THE EXERCISE: Return each line of the data below exactly, omitting any pictures.

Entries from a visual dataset
[START]

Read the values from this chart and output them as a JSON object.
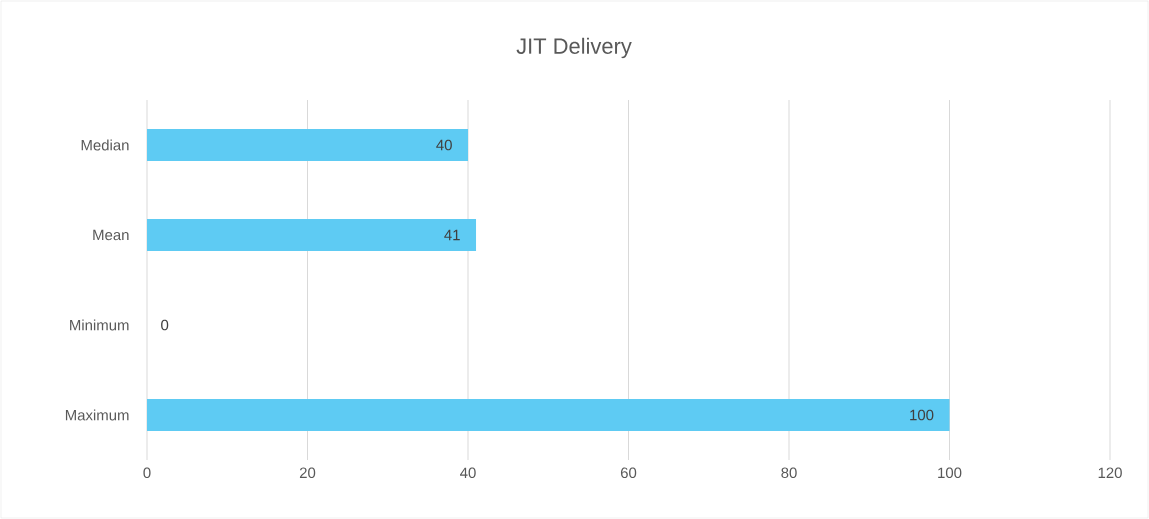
{
  "chart_data": {
    "type": "bar",
    "title": "JIT Delivery",
    "orientation": "horizontal",
    "categories": [
      "Median",
      "Mean",
      "Minimum",
      "Maximum"
    ],
    "values": [
      40,
      41,
      0,
      100
    ],
    "color": "#5ecbf3",
    "xlim": [
      0,
      120
    ],
    "xticks": [
      0,
      20,
      40,
      60,
      80,
      100,
      120
    ],
    "grid": "x",
    "data_labels": true
  }
}
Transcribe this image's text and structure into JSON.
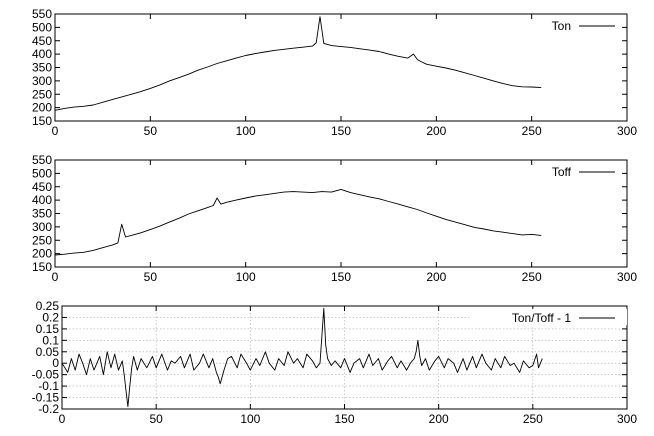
{
  "chart_data": [
    {
      "type": "line",
      "title": "",
      "xlabel": "",
      "ylabel": "",
      "xlim": [
        0,
        300
      ],
      "ylim": [
        150,
        550
      ],
      "xticks": [
        0,
        50,
        100,
        150,
        200,
        250,
        300
      ],
      "yticks": [
        150,
        200,
        250,
        300,
        350,
        400,
        450,
        500,
        550
      ],
      "grid": false,
      "legend_position": "top-right",
      "series": [
        {
          "name": "Ton",
          "x": [
            0,
            5,
            10,
            15,
            20,
            25,
            30,
            35,
            40,
            45,
            50,
            55,
            60,
            65,
            70,
            75,
            80,
            85,
            90,
            95,
            100,
            105,
            110,
            115,
            120,
            125,
            130,
            135,
            137,
            139,
            141,
            145,
            150,
            155,
            160,
            165,
            170,
            175,
            180,
            185,
            188,
            190,
            192,
            195,
            200,
            205,
            210,
            215,
            220,
            225,
            230,
            235,
            240,
            245,
            250,
            255
          ],
          "values": [
            190,
            197,
            202,
            205,
            210,
            220,
            230,
            240,
            250,
            260,
            272,
            285,
            300,
            312,
            325,
            340,
            352,
            365,
            375,
            385,
            395,
            402,
            408,
            414,
            418,
            422,
            426,
            430,
            442,
            540,
            440,
            432,
            428,
            425,
            420,
            415,
            410,
            400,
            392,
            385,
            400,
            380,
            372,
            362,
            355,
            348,
            340,
            330,
            320,
            310,
            300,
            290,
            282,
            278,
            277,
            275
          ]
        },
        {
          "name": "Toff",
          "x": [
            0,
            5,
            10,
            15,
            20,
            25,
            30,
            33,
            35,
            37,
            40,
            45,
            50,
            55,
            60,
            65,
            70,
            75,
            80,
            83,
            85,
            87,
            90,
            95,
            100,
            105,
            110,
            115,
            120,
            125,
            130,
            135,
            140,
            145,
            150,
            155,
            160,
            165,
            170,
            175,
            180,
            185,
            190,
            195,
            200,
            205,
            210,
            215,
            220,
            225,
            230,
            235,
            240,
            245,
            250,
            255
          ],
          "values": [
            195,
            198,
            202,
            205,
            212,
            222,
            232,
            240,
            310,
            262,
            268,
            278,
            290,
            303,
            318,
            332,
            348,
            360,
            372,
            380,
            408,
            385,
            392,
            400,
            408,
            415,
            420,
            425,
            430,
            432,
            430,
            428,
            432,
            430,
            440,
            428,
            420,
            412,
            405,
            395,
            385,
            375,
            365,
            352,
            340,
            328,
            318,
            308,
            298,
            292,
            285,
            280,
            275,
            270,
            272,
            268
          ]
        }
      ]
    },
    {
      "type": "line",
      "title": "",
      "xlabel": "",
      "ylabel": "",
      "xlim": [
        0,
        300
      ],
      "ylim": [
        -0.2,
        0.25
      ],
      "xticks": [
        0,
        50,
        100,
        150,
        200,
        250,
        300
      ],
      "yticks": [
        -0.2,
        -0.15,
        -0.1,
        -0.05,
        0,
        0.05,
        0.1,
        0.15,
        0.2,
        0.25
      ],
      "grid": true,
      "legend_position": "top-right",
      "series": [
        {
          "name": "Ton/Toff - 1",
          "x": [
            0,
            3,
            5,
            7,
            9,
            11,
            13,
            15,
            17,
            20,
            22,
            24,
            26,
            28,
            30,
            32,
            33,
            34,
            35,
            36,
            37,
            38,
            40,
            42,
            45,
            48,
            50,
            53,
            56,
            58,
            60,
            63,
            65,
            68,
            70,
            73,
            75,
            78,
            80,
            82,
            83,
            84,
            86,
            88,
            90,
            93,
            95,
            98,
            100,
            103,
            105,
            108,
            110,
            113,
            115,
            118,
            120,
            123,
            125,
            128,
            130,
            133,
            135,
            137,
            138,
            139,
            140,
            141,
            143,
            145,
            148,
            150,
            153,
            155,
            158,
            160,
            163,
            165,
            168,
            170,
            173,
            175,
            178,
            180,
            183,
            185,
            187,
            188,
            189,
            190,
            191,
            193,
            195,
            198,
            200,
            203,
            205,
            208,
            210,
            213,
            215,
            218,
            220,
            223,
            225,
            228,
            230,
            233,
            235,
            238,
            240,
            243,
            245,
            248,
            250,
            252,
            253,
            255
          ],
          "values": [
            0.0,
            -0.04,
            0.02,
            -0.03,
            0.04,
            0.0,
            -0.05,
            0.02,
            -0.03,
            0.03,
            -0.05,
            0.05,
            -0.02,
            0.04,
            -0.03,
            0.01,
            -0.05,
            -0.12,
            -0.19,
            -0.1,
            -0.02,
            0.03,
            -0.03,
            0.02,
            -0.02,
            0.03,
            -0.02,
            0.04,
            -0.03,
            0.01,
            0.0,
            0.03,
            -0.02,
            0.04,
            -0.03,
            0.0,
            0.04,
            -0.02,
            0.02,
            -0.04,
            -0.06,
            -0.09,
            -0.03,
            0.02,
            0.03,
            -0.02,
            0.04,
            0.0,
            -0.03,
            0.02,
            -0.01,
            0.05,
            0.0,
            -0.03,
            0.02,
            -0.01,
            0.05,
            0.0,
            0.02,
            -0.02,
            0.04,
            0.01,
            -0.02,
            0.0,
            0.12,
            0.24,
            0.08,
            0.02,
            -0.01,
            0.01,
            -0.02,
            0.02,
            -0.04,
            0.0,
            0.02,
            -0.02,
            0.04,
            -0.01,
            0.02,
            -0.03,
            0.01,
            0.03,
            -0.02,
            0.01,
            -0.03,
            0.0,
            0.02,
            0.05,
            0.1,
            0.03,
            -0.01,
            0.02,
            -0.03,
            0.01,
            0.03,
            -0.02,
            0.02,
            0.0,
            -0.04,
            0.02,
            -0.03,
            0.03,
            -0.02,
            0.04,
            0.0,
            -0.03,
            0.02,
            -0.02,
            0.03,
            -0.01,
            0.0,
            -0.04,
            0.01,
            -0.02,
            -0.01,
            0.04,
            -0.02,
            0.02
          ]
        }
      ]
    }
  ]
}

[END]

ANSWER TO THE TASK:
Read the values from this chart and output them as a JSON object.
{
  "chart_data": {
    "type": "bar",
    "title": "JIT Delivery",
    "orientation": "horizontal",
    "categories": [
      "Median",
      "Mean",
      "Minimum",
      "Maximum"
    ],
    "values": [
      40,
      41,
      0,
      100
    ],
    "color": "#5ecbf3",
    "xlim": [
      0,
      120
    ],
    "xticks": [
      0,
      20,
      40,
      60,
      80,
      100,
      120
    ],
    "grid": "x",
    "data_labels": true
  }
}
Transcribe this image's text and structure into JSON.
{
  "chart_data": [
    {
      "type": "line",
      "title": "",
      "xlabel": "",
      "ylabel": "",
      "xlim": [
        0,
        300
      ],
      "ylim": [
        150,
        550
      ],
      "xticks": [
        0,
        50,
        100,
        150,
        200,
        250,
        300
      ],
      "yticks": [
        150,
        200,
        250,
        300,
        350,
        400,
        450,
        500,
        550
      ],
      "grid": false,
      "legend_position": "top-right",
      "series": [
        {
          "name": "Ton",
          "x": [
            0,
            5,
            10,
            15,
            20,
            25,
            30,
            35,
            40,
            45,
            50,
            55,
            60,
            65,
            70,
            75,
            80,
            85,
            90,
            95,
            100,
            105,
            110,
            115,
            120,
            125,
            130,
            135,
            137,
            139,
            141,
            145,
            150,
            155,
            160,
            165,
            170,
            175,
            180,
            185,
            188,
            190,
            192,
            195,
            200,
            205,
            210,
            215,
            220,
            225,
            230,
            235,
            240,
            245,
            250,
            255
          ],
          "values": [
            190,
            197,
            202,
            205,
            210,
            220,
            230,
            240,
            250,
            260,
            272,
            285,
            300,
            312,
            325,
            340,
            352,
            365,
            375,
            385,
            395,
            402,
            408,
            414,
            418,
            422,
            426,
            430,
            442,
            540,
            440,
            432,
            428,
            425,
            420,
            415,
            410,
            400,
            392,
            385,
            400,
            380,
            372,
            362,
            355,
            348,
            340,
            330,
            320,
            310,
            300,
            290,
            282,
            278,
            277,
            275
          ]
        },
        {
          "name": "Toff",
          "x": [
            0,
            5,
            10,
            15,
            20,
            25,
            30,
            33,
            35,
            37,
            40,
            45,
            50,
            55,
            60,
            65,
            70,
            75,
            80,
            83,
            85,
            87,
            90,
            95,
            100,
            105,
            110,
            115,
            120,
            125,
            130,
            135,
            140,
            145,
            150,
            155,
            160,
            165,
            170,
            175,
            180,
            185,
            190,
            195,
            200,
            205,
            210,
            215,
            220,
            225,
            230,
            235,
            240,
            245,
            250,
            255
          ],
          "values": [
            195,
            198,
            202,
            205,
            212,
            222,
            232,
            240,
            310,
            262,
            268,
            278,
            290,
            303,
            318,
            332,
            348,
            360,
            372,
            380,
            408,
            385,
            392,
            400,
            408,
            415,
            420,
            425,
            430,
            432,
            430,
            428,
            432,
            430,
            440,
            428,
            420,
            412,
            405,
            395,
            385,
            375,
            365,
            352,
            340,
            328,
            318,
            308,
            298,
            292,
            285,
            280,
            275,
            270,
            272,
            268
          ]
        }
      ]
    },
    {
      "type": "line",
      "title": "",
      "xlabel": "",
      "ylabel": "",
      "xlim": [
        0,
        300
      ],
      "ylim": [
        -0.2,
        0.25
      ],
      "xticks": [
        0,
        50,
        100,
        150,
        200,
        250,
        300
      ],
      "yticks": [
        -0.2,
        -0.15,
        -0.1,
        -0.05,
        0,
        0.05,
        0.1,
        0.15,
        0.2,
        0.25
      ],
      "grid": true,
      "legend_position": "top-right",
      "series": [
        {
          "name": "Ton/Toff - 1",
          "x": [
            0,
            3,
            5,
            7,
            9,
            11,
            13,
            15,
            17,
            20,
            22,
            24,
            26,
            28,
            30,
            32,
            33,
            34,
            35,
            36,
            37,
            38,
            40,
            42,
            45,
            48,
            50,
            53,
            56,
            58,
            60,
            63,
            65,
            68,
            70,
            73,
            75,
            78,
            80,
            82,
            83,
            84,
            86,
            88,
            90,
            93,
            95,
            98,
            100,
            103,
            105,
            108,
            110,
            113,
            115,
            118,
            120,
            123,
            125,
            128,
            130,
            133,
            135,
            137,
            138,
            139,
            140,
            141,
            143,
            145,
            148,
            150,
            153,
            155,
            158,
            160,
            163,
            165,
            168,
            170,
            173,
            175,
            178,
            180,
            183,
            185,
            187,
            188,
            189,
            190,
            191,
            193,
            195,
            198,
            200,
            203,
            205,
            208,
            210,
            213,
            215,
            218,
            220,
            223,
            225,
            228,
            230,
            233,
            235,
            238,
            240,
            243,
            245,
            248,
            250,
            252,
            253,
            255
          ],
          "values": [
            0.0,
            -0.04,
            0.02,
            -0.03,
            0.04,
            0.0,
            -0.05,
            0.02,
            -0.03,
            0.03,
            -0.05,
            0.05,
            -0.02,
            0.04,
            -0.03,
            0.01,
            -0.05,
            -0.12,
            -0.19,
            -0.1,
            -0.02,
            0.03,
            -0.03,
            0.02,
            -0.02,
            0.03,
            -0.02,
            0.04,
            -0.03,
            0.01,
            0.0,
            0.03,
            -0.02,
            0.04,
            -0.03,
            0.0,
            0.04,
            -0.02,
            0.02,
            -0.04,
            -0.06,
            -0.09,
            -0.03,
            0.02,
            0.03,
            -0.02,
            0.04,
            0.0,
            -0.03,
            0.02,
            -0.01,
            0.05,
            0.0,
            -0.03,
            0.02,
            -0.01,
            0.05,
            0.0,
            0.02,
            -0.02,
            0.04,
            0.01,
            -0.02,
            0.0,
            0.12,
            0.24,
            0.08,
            0.02,
            -0.01,
            0.01,
            -0.02,
            0.02,
            -0.04,
            0.0,
            0.02,
            -0.02,
            0.04,
            -0.01,
            0.02,
            -0.03,
            0.01,
            0.03,
            -0.02,
            0.01,
            -0.03,
            0.0,
            0.02,
            0.05,
            0.1,
            0.03,
            -0.01,
            0.02,
            -0.03,
            0.01,
            0.03,
            -0.02,
            0.02,
            0.0,
            -0.04,
            0.02,
            -0.03,
            0.03,
            -0.02,
            0.04,
            0.0,
            -0.03,
            0.02,
            -0.02,
            0.03,
            -0.01,
            0.0,
            -0.04,
            0.01,
            -0.02,
            -0.01,
            0.04,
            -0.02,
            0.02
          ]
        }
      ]
    }
  ]
}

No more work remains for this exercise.